Say only how many lines contain the word "Asia".

--- start DATA ENTRIES ---

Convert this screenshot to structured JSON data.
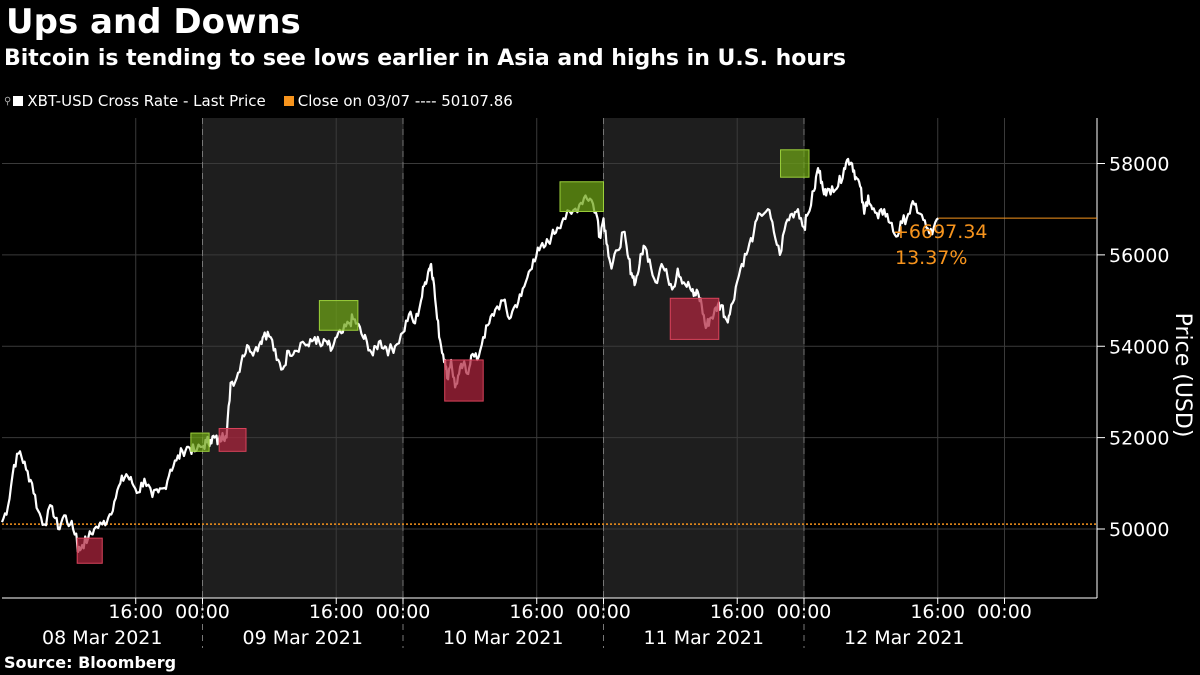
{
  "header": {
    "title": "Ups and Downs",
    "subtitle": "Bitcoin is tending to see lows earlier in Asia and highs in U.S. hours"
  },
  "legend": [
    {
      "label": "XBT-USD Cross Rate - Last Price",
      "color": "#ffffff"
    },
    {
      "label": "Close on 03/07 ---- 50107.86",
      "color": "#f7941d"
    }
  ],
  "footer": {
    "source": "Source: Bloomberg"
  },
  "colors": {
    "line": "#ffffff",
    "reference": "#f7941d",
    "shade": "#1e1e1e",
    "grid": "#3a3a3a",
    "low_box": "#b0263e",
    "high_box": "#6fa516"
  },
  "chart_data": {
    "type": "line",
    "title": "Ups and Downs",
    "subtitle": "Bitcoin is tending to see lows earlier in Asia and highs in U.S. hours",
    "ylabel": "Price (USD)",
    "ylim": [
      48800,
      58900
    ],
    "y_ticks": [
      50000,
      52000,
      54000,
      56000,
      58000
    ],
    "y_tick_labels": [
      "50000",
      "52000",
      "54000",
      "56000",
      "58000"
    ],
    "x_range_days": [
      8.0,
      13.0
    ],
    "x_day_labels": [
      "08 Mar 2021",
      "09 Mar 2021",
      "10 Mar 2021",
      "11 Mar 2021",
      "12 Mar 2021"
    ],
    "x_time_ticks": [
      {
        "day": 8.667,
        "label": "16:00"
      },
      {
        "day": 9.0,
        "label": "00:00"
      },
      {
        "day": 9.667,
        "label": "16:00"
      },
      {
        "day": 10.0,
        "label": "00:00"
      },
      {
        "day": 10.667,
        "label": "16:00"
      },
      {
        "day": 11.0,
        "label": "00:00"
      },
      {
        "day": 11.667,
        "label": "16:00"
      },
      {
        "day": 12.0,
        "label": "00:00"
      },
      {
        "day": 12.667,
        "label": "16:00"
      },
      {
        "day": 13.0,
        "label": "00:00"
      }
    ],
    "shaded_days": [
      9,
      11
    ],
    "reference_line": {
      "label": "Close on 03/07",
      "value": 50107.86
    },
    "last_change": {
      "absolute": "+6697.34",
      "percent": "13.37%",
      "value": 56805.2
    },
    "series": [
      {
        "name": "XBT-USD Cross Rate - Last Price",
        "points": [
          [
            8.0,
            50150
          ],
          [
            8.03,
            50500
          ],
          [
            8.06,
            51400
          ],
          [
            8.09,
            51700
          ],
          [
            8.12,
            51300
          ],
          [
            8.15,
            51000
          ],
          [
            8.18,
            50400
          ],
          [
            8.21,
            50100
          ],
          [
            8.25,
            50500
          ],
          [
            8.28,
            50000
          ],
          [
            8.31,
            50300
          ],
          [
            8.34,
            50100
          ],
          [
            8.37,
            49900
          ],
          [
            8.38,
            49500
          ],
          [
            8.4,
            49650
          ],
          [
            8.43,
            49800
          ],
          [
            8.46,
            50000
          ],
          [
            8.5,
            50100
          ],
          [
            8.53,
            50250
          ],
          [
            8.56,
            50600
          ],
          [
            8.59,
            51000
          ],
          [
            8.62,
            51200
          ],
          [
            8.65,
            51000
          ],
          [
            8.68,
            50800
          ],
          [
            8.71,
            51100
          ],
          [
            8.75,
            50700
          ],
          [
            8.78,
            50800
          ],
          [
            8.81,
            50900
          ],
          [
            8.84,
            51300
          ],
          [
            8.87,
            51500
          ],
          [
            8.9,
            51700
          ],
          [
            8.93,
            51800
          ],
          [
            8.96,
            51700
          ],
          [
            9.0,
            51800
          ],
          [
            9.02,
            51900
          ],
          [
            9.04,
            51950
          ],
          [
            9.06,
            52000
          ],
          [
            9.08,
            51900
          ],
          [
            9.1,
            52100
          ],
          [
            9.12,
            52000
          ],
          [
            9.14,
            53200
          ],
          [
            9.17,
            53300
          ],
          [
            9.2,
            53800
          ],
          [
            9.23,
            54000
          ],
          [
            9.26,
            53900
          ],
          [
            9.29,
            54100
          ],
          [
            9.31,
            54300
          ],
          [
            9.34,
            54200
          ],
          [
            9.37,
            53700
          ],
          [
            9.4,
            53500
          ],
          [
            9.43,
            53900
          ],
          [
            9.46,
            53900
          ],
          [
            9.5,
            54100
          ],
          [
            9.53,
            54000
          ],
          [
            9.56,
            54200
          ],
          [
            9.59,
            54000
          ],
          [
            9.62,
            54100
          ],
          [
            9.64,
            53900
          ],
          [
            9.67,
            54200
          ],
          [
            9.7,
            54300
          ],
          [
            9.73,
            54500
          ],
          [
            9.75,
            54600
          ],
          [
            9.77,
            54500
          ],
          [
            9.8,
            54200
          ],
          [
            9.82,
            54100
          ],
          [
            9.85,
            53800
          ],
          [
            9.88,
            54100
          ],
          [
            9.91,
            54000
          ],
          [
            9.93,
            53900
          ],
          [
            9.96,
            54000
          ],
          [
            10.0,
            54300
          ],
          [
            10.03,
            54700
          ],
          [
            10.06,
            54500
          ],
          [
            10.09,
            55000
          ],
          [
            10.11,
            55400
          ],
          [
            10.13,
            55700
          ],
          [
            10.14,
            55800
          ],
          [
            10.15,
            55500
          ],
          [
            10.17,
            54600
          ],
          [
            10.19,
            54000
          ],
          [
            10.21,
            53700
          ],
          [
            10.22,
            53300
          ],
          [
            10.24,
            53700
          ],
          [
            10.26,
            53100
          ],
          [
            10.28,
            53400
          ],
          [
            10.3,
            53600
          ],
          [
            10.32,
            53400
          ],
          [
            10.34,
            53800
          ],
          [
            10.37,
            53700
          ],
          [
            10.4,
            54200
          ],
          [
            10.43,
            54500
          ],
          [
            10.46,
            54800
          ],
          [
            10.5,
            55000
          ],
          [
            10.53,
            54600
          ],
          [
            10.56,
            54900
          ],
          [
            10.59,
            55100
          ],
          [
            10.62,
            55500
          ],
          [
            10.65,
            55900
          ],
          [
            10.68,
            56100
          ],
          [
            10.71,
            56200
          ],
          [
            10.74,
            56400
          ],
          [
            10.77,
            56600
          ],
          [
            10.8,
            56800
          ],
          [
            10.84,
            56900
          ],
          [
            10.88,
            57100
          ],
          [
            10.91,
            57300
          ],
          [
            10.94,
            57200
          ],
          [
            10.97,
            56800
          ],
          [
            10.98,
            56400
          ],
          [
            11.0,
            56800
          ],
          [
            11.02,
            56200
          ],
          [
            11.04,
            55700
          ],
          [
            11.07,
            56100
          ],
          [
            11.1,
            56500
          ],
          [
            11.12,
            56000
          ],
          [
            11.14,
            55600
          ],
          [
            11.16,
            55400
          ],
          [
            11.18,
            55800
          ],
          [
            11.2,
            56200
          ],
          [
            11.23,
            55900
          ],
          [
            11.26,
            55400
          ],
          [
            11.29,
            55800
          ],
          [
            11.32,
            55500
          ],
          [
            11.35,
            55300
          ],
          [
            11.37,
            55700
          ],
          [
            11.4,
            55400
          ],
          [
            11.43,
            55300
          ],
          [
            11.45,
            55100
          ],
          [
            11.47,
            55200
          ],
          [
            11.49,
            54900
          ],
          [
            11.51,
            54400
          ],
          [
            11.53,
            54600
          ],
          [
            11.55,
            54700
          ],
          [
            11.57,
            54900
          ],
          [
            11.59,
            54900
          ],
          [
            11.61,
            54600
          ],
          [
            11.63,
            54700
          ],
          [
            11.66,
            55300
          ],
          [
            11.69,
            55800
          ],
          [
            11.72,
            56100
          ],
          [
            11.75,
            56500
          ],
          [
            11.78,
            56900
          ],
          [
            11.82,
            57000
          ],
          [
            11.85,
            56500
          ],
          [
            11.88,
            56000
          ],
          [
            11.91,
            56700
          ],
          [
            11.94,
            56900
          ],
          [
            11.97,
            57000
          ],
          [
            12.0,
            56600
          ],
          [
            12.02,
            56900
          ],
          [
            12.05,
            57400
          ],
          [
            12.07,
            57900
          ],
          [
            12.09,
            57600
          ],
          [
            12.11,
            57300
          ],
          [
            12.14,
            57500
          ],
          [
            12.17,
            57500
          ],
          [
            12.2,
            57900
          ],
          [
            12.22,
            58100
          ],
          [
            12.24,
            58000
          ],
          [
            12.26,
            57700
          ],
          [
            12.28,
            57500
          ],
          [
            12.3,
            56900
          ],
          [
            12.32,
            57300
          ],
          [
            12.34,
            57000
          ],
          [
            12.37,
            56800
          ],
          [
            12.4,
            57000
          ],
          [
            12.43,
            56700
          ],
          [
            12.46,
            56400
          ],
          [
            12.49,
            56700
          ],
          [
            12.52,
            56900
          ],
          [
            12.55,
            57100
          ],
          [
            12.58,
            56900
          ],
          [
            12.61,
            56600
          ],
          [
            12.64,
            56450
          ],
          [
            12.67,
            56800
          ]
        ]
      }
    ],
    "low_boxes": [
      {
        "day0": 8.375,
        "day1": 8.5,
        "y0": 49250,
        "y1": 49800
      },
      {
        "day0": 9.083,
        "day1": 9.217,
        "y0": 51700,
        "y1": 52200
      },
      {
        "day0": 10.208,
        "day1": 10.4,
        "y0": 52800,
        "y1": 53700
      },
      {
        "day0": 11.333,
        "day1": 11.575,
        "y0": 54150,
        "y1": 55050
      }
    ],
    "high_boxes": [
      {
        "day0": 8.942,
        "day1": 9.033,
        "y0": 51700,
        "y1": 52100
      },
      {
        "day0": 9.583,
        "day1": 9.775,
        "y0": 54350,
        "y1": 55000
      },
      {
        "day0": 10.783,
        "day1": 11.0,
        "y0": 56950,
        "y1": 57600
      },
      {
        "day0": 11.883,
        "day1": 12.025,
        "y0": 57700,
        "y1": 58300
      }
    ]
  }
}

--- end DATA ENTRIES ---

RESPONSE FOR THIS EXERCISE
2